**Exercise task**
Filter for the word "right" and keep each matching line.
===============
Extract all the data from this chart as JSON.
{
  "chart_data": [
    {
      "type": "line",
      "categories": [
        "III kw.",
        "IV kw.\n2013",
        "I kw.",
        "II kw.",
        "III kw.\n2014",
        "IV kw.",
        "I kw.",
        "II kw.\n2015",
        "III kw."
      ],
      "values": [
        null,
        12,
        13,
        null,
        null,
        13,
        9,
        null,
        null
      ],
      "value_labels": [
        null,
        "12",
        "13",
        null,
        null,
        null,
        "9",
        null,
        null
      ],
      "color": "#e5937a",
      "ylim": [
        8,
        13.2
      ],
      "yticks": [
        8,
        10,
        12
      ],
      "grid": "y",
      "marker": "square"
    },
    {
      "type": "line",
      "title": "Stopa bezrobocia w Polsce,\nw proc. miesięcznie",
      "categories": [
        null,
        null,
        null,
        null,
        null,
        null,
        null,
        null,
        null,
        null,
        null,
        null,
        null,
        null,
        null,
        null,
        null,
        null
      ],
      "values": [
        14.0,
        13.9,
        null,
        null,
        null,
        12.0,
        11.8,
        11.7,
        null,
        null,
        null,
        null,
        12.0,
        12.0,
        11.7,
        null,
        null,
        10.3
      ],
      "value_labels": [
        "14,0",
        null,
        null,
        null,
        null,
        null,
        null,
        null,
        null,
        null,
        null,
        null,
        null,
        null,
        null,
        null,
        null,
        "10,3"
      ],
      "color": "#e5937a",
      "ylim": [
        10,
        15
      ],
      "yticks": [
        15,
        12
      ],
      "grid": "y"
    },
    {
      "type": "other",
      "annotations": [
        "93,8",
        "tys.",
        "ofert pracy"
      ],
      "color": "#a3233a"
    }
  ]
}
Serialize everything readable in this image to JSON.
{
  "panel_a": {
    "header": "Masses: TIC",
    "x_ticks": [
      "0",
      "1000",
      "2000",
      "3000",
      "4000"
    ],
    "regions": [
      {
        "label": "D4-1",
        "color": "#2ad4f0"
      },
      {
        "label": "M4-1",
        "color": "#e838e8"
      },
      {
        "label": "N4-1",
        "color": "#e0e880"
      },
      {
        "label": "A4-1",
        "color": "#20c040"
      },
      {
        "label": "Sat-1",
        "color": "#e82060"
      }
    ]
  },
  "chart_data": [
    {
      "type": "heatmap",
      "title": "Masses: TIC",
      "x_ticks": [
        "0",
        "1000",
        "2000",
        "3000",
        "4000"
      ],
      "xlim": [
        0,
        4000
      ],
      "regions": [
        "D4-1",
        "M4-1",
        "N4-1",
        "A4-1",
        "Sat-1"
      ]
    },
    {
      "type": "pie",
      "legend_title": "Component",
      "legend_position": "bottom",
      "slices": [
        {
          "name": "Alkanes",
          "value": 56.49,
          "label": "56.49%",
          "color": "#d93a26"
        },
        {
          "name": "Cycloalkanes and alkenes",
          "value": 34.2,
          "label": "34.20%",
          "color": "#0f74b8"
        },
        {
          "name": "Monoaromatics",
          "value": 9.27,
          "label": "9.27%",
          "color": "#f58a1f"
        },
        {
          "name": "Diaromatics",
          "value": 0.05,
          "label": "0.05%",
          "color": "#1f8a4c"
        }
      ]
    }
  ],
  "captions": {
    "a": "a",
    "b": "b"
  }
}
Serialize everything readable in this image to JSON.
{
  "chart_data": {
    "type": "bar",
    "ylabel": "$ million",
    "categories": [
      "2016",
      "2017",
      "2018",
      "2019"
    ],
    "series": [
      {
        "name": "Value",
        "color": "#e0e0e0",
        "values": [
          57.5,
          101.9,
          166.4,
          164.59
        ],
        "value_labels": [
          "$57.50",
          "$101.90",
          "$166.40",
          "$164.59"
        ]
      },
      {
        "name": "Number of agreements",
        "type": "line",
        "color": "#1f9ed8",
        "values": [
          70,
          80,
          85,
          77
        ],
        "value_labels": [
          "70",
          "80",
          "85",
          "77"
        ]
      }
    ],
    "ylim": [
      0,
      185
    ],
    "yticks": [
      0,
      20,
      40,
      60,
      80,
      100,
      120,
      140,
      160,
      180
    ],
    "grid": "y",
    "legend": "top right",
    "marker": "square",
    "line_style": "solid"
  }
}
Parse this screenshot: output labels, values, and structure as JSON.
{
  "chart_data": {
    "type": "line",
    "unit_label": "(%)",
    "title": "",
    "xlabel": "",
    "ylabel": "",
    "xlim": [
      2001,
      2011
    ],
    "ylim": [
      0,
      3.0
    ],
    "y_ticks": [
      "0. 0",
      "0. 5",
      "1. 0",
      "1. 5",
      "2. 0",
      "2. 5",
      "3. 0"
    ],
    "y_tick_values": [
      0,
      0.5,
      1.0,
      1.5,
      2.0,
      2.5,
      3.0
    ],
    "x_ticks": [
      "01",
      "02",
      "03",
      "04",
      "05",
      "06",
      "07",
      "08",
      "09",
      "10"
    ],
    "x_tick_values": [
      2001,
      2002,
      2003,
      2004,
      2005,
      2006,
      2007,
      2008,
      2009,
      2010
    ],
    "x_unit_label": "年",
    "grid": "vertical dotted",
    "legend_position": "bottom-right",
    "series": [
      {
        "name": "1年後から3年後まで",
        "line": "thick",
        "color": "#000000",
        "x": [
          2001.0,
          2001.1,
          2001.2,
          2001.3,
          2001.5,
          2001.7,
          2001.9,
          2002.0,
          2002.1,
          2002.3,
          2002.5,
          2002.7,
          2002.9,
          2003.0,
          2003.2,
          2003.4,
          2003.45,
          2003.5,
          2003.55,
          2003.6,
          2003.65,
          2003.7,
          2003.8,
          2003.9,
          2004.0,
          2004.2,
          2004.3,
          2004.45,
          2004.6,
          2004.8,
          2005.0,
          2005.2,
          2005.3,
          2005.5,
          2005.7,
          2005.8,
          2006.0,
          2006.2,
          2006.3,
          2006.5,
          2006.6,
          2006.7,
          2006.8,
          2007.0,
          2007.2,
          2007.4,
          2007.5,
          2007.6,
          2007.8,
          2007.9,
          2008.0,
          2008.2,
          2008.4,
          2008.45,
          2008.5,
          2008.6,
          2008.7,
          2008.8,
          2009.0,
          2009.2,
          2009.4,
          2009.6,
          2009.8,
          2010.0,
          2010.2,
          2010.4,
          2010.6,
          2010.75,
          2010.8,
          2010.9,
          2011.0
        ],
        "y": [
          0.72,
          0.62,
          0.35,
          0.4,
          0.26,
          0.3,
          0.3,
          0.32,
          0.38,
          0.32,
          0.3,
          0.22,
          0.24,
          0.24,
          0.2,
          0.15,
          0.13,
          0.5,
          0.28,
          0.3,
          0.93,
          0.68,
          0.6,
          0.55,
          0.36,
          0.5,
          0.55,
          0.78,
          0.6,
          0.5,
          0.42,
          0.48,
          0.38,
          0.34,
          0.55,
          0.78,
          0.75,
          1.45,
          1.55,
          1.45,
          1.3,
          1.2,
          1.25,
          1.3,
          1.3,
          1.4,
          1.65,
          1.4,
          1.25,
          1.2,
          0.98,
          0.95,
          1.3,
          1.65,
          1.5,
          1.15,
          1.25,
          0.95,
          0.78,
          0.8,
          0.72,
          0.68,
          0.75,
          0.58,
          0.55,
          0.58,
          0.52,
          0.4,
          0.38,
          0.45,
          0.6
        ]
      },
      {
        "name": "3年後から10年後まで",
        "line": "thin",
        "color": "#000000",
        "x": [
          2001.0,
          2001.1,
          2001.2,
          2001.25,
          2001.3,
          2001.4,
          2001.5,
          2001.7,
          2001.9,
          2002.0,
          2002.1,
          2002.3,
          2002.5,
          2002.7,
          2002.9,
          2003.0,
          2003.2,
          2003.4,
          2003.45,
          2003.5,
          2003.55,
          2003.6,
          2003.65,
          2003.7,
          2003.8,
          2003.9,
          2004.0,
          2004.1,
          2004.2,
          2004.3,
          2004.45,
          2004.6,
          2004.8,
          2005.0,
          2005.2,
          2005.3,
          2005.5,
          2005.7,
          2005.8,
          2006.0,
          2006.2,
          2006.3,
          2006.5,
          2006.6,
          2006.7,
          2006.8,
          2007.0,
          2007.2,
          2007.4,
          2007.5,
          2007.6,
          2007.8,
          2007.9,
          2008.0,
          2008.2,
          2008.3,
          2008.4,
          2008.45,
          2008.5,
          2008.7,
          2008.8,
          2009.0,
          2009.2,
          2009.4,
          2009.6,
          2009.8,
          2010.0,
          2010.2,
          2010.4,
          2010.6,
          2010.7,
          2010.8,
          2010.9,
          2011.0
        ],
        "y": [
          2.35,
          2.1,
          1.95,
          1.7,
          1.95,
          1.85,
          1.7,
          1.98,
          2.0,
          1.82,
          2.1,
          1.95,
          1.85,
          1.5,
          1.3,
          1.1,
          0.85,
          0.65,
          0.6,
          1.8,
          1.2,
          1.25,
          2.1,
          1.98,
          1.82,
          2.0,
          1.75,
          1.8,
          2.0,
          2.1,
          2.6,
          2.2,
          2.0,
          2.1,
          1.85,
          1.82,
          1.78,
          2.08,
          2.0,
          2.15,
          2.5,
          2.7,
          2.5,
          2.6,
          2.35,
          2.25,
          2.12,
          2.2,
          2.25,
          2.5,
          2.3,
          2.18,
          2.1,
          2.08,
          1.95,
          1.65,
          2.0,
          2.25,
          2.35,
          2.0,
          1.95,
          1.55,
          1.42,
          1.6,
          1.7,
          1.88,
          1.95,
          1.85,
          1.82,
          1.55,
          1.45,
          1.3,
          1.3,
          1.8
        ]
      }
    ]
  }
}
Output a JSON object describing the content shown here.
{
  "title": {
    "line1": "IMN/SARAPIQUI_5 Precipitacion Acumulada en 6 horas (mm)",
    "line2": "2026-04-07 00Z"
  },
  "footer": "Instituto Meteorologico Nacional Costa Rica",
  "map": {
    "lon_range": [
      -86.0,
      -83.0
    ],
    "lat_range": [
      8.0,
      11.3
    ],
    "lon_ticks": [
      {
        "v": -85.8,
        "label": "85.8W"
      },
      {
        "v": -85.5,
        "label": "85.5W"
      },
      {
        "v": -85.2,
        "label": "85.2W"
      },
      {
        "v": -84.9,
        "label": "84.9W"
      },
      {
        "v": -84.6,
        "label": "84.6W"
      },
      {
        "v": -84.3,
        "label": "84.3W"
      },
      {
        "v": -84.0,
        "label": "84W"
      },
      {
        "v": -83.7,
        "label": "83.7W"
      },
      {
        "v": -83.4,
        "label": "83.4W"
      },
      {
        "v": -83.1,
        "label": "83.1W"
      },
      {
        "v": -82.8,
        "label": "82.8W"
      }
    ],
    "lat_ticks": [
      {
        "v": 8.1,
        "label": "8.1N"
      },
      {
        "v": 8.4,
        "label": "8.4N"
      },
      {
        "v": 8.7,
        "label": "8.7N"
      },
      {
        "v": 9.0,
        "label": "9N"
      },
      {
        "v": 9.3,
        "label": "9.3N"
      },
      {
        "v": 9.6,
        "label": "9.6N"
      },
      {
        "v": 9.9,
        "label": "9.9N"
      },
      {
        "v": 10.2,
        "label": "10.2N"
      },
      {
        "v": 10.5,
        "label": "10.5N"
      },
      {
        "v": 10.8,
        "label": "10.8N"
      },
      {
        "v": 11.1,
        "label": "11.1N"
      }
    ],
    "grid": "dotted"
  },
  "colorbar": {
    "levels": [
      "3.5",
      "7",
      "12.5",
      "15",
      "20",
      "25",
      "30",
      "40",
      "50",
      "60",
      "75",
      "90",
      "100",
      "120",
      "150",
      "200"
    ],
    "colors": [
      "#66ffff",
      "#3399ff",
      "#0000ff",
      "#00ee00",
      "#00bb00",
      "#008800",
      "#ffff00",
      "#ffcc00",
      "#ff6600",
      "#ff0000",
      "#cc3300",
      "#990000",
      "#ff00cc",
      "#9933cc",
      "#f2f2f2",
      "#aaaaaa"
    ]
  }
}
===============
**Task solution**
    "legend": "top right",
    "legend_position": "bottom-right",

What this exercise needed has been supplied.